Your task is to filter the data below down to the lines holding "增强能力".

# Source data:
>> BEGIN

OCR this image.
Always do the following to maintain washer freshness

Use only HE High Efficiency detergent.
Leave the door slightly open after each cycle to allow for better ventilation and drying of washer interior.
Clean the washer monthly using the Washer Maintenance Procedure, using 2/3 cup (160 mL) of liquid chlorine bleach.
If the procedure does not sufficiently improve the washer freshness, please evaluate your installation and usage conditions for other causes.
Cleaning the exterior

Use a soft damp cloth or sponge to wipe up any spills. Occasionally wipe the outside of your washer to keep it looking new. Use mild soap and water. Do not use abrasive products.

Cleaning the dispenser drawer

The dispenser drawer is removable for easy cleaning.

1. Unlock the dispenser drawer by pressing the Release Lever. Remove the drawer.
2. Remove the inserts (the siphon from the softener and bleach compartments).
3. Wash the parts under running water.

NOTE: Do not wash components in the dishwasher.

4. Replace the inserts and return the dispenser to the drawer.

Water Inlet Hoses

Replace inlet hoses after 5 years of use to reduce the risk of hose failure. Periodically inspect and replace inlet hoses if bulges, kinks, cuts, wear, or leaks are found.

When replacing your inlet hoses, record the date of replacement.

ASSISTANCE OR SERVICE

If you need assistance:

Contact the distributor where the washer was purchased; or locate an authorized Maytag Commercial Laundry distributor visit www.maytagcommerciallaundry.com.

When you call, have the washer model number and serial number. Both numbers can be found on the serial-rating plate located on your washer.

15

>> END
>> BEGIN

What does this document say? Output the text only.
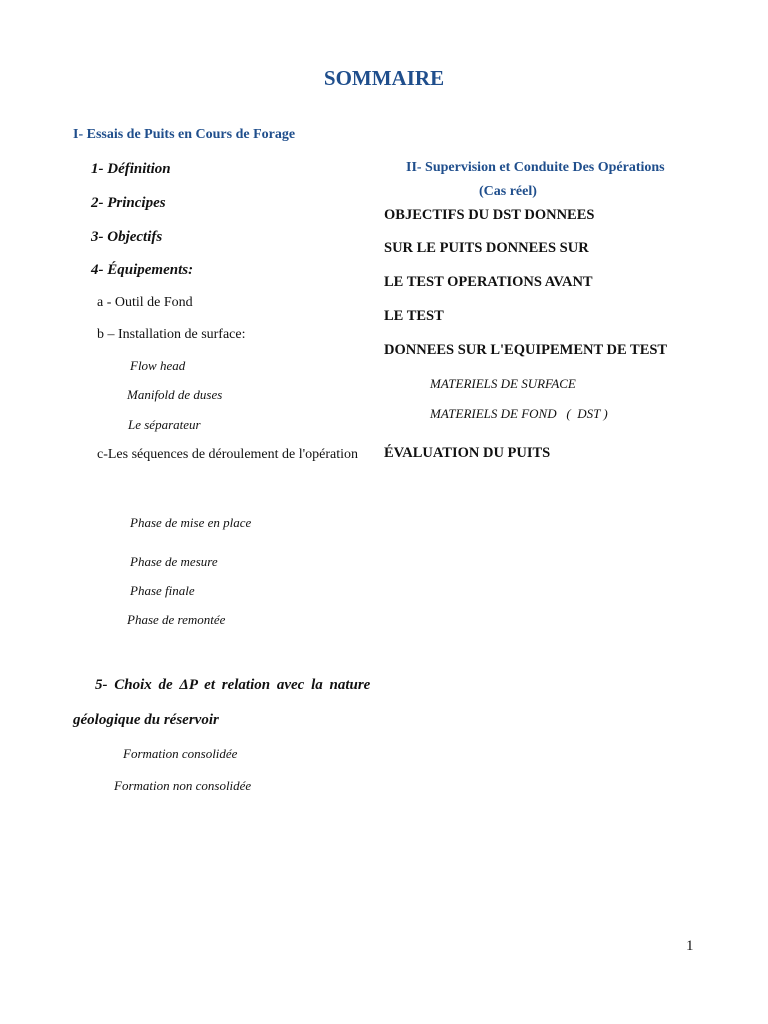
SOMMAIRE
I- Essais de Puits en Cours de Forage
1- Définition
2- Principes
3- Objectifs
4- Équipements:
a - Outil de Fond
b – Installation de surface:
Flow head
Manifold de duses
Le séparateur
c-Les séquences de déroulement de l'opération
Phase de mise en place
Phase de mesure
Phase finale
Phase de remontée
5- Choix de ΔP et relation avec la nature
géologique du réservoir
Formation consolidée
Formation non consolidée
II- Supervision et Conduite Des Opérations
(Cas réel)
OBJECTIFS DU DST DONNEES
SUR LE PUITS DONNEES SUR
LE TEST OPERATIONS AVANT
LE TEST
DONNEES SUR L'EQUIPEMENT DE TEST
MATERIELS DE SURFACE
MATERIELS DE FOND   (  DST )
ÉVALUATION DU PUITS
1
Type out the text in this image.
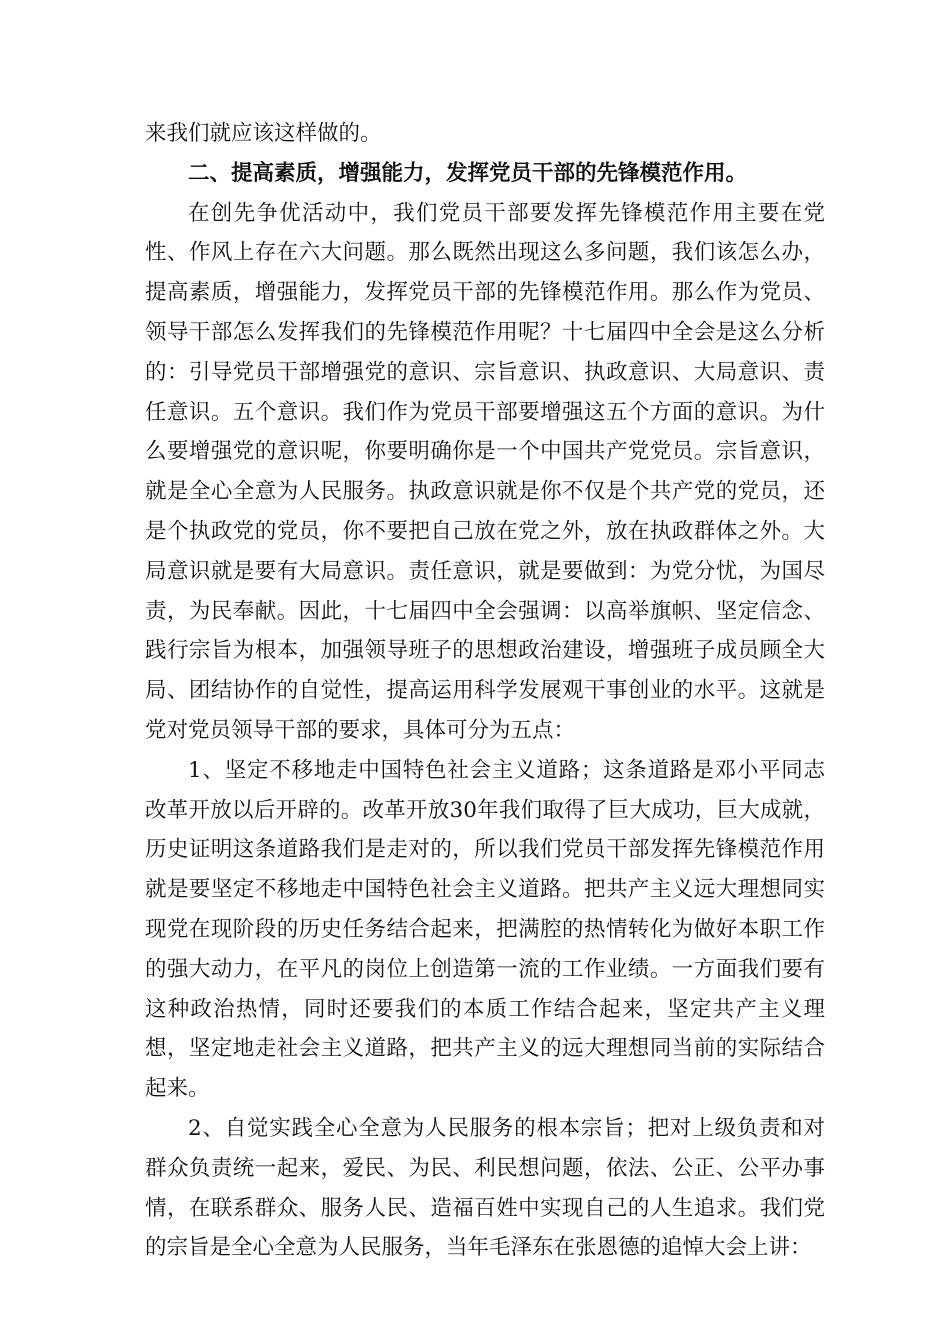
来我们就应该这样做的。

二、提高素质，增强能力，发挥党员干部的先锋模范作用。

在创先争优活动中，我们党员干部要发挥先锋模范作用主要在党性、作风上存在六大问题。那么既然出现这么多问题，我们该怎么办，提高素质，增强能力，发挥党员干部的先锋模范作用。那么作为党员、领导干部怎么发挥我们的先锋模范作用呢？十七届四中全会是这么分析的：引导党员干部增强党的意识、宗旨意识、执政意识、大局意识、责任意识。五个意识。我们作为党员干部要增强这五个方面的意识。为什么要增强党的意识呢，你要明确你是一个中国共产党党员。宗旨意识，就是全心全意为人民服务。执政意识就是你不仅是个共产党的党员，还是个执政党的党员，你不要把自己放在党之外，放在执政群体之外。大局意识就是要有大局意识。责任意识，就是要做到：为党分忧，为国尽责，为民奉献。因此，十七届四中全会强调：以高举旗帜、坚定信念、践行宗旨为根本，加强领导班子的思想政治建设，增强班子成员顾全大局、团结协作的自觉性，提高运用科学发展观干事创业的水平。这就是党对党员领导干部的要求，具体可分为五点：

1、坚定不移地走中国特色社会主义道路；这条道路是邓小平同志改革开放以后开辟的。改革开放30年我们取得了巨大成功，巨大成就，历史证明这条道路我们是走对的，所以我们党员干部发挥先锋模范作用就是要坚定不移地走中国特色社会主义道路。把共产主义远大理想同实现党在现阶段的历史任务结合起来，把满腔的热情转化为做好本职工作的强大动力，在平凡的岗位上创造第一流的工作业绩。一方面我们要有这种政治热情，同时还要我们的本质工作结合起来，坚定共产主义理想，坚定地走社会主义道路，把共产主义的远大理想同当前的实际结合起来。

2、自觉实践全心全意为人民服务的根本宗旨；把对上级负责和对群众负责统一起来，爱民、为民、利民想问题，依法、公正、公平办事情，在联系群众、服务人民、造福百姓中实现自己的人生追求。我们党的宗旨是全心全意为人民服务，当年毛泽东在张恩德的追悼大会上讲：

>> END

# THE RESULT:
二、提高素质，增强能力，发挥党员干部的先锋模范作用。
在创先争优活动中，我们党员干部要发挥先锋模范作用主要在党性、作风上存在六大问题。那么既然出现这么多问题，我们该怎么办，提高素质，增强能力，发挥党员干部的先锋模范作用。那么作为党员、领导干部怎么发挥我们的先锋模范作用呢？十七届四中全会是这么分析的：引导党员干部增强党的意识、宗旨意识、执政意识、大局意识、责任意识。五个意识。我们作为党员干部要增强这五个方面的意识。为什么要增强党的意识呢，你要明确你是一个中国共产党党员。宗旨意识，就是全心全意为人民服务。执政意识就是你不仅是个共产党的党员，还是个执政党的党员，你不要把自己放在党之外，放在执政群体之外。大局意识就是要有大局意识。责任意识，就是要做到：为党分忧，为国尽责，为民奉献。因此，十七届四中全会强调：以高举旗帜、坚定信念、践行宗旨为根本，加强领导班子的思想政治建设，增强班子成员顾全大局、团结协作的自觉性，提高运用科学发展观干事创业的水平。这就是党对党员领导干部的要求，具体可分为五点：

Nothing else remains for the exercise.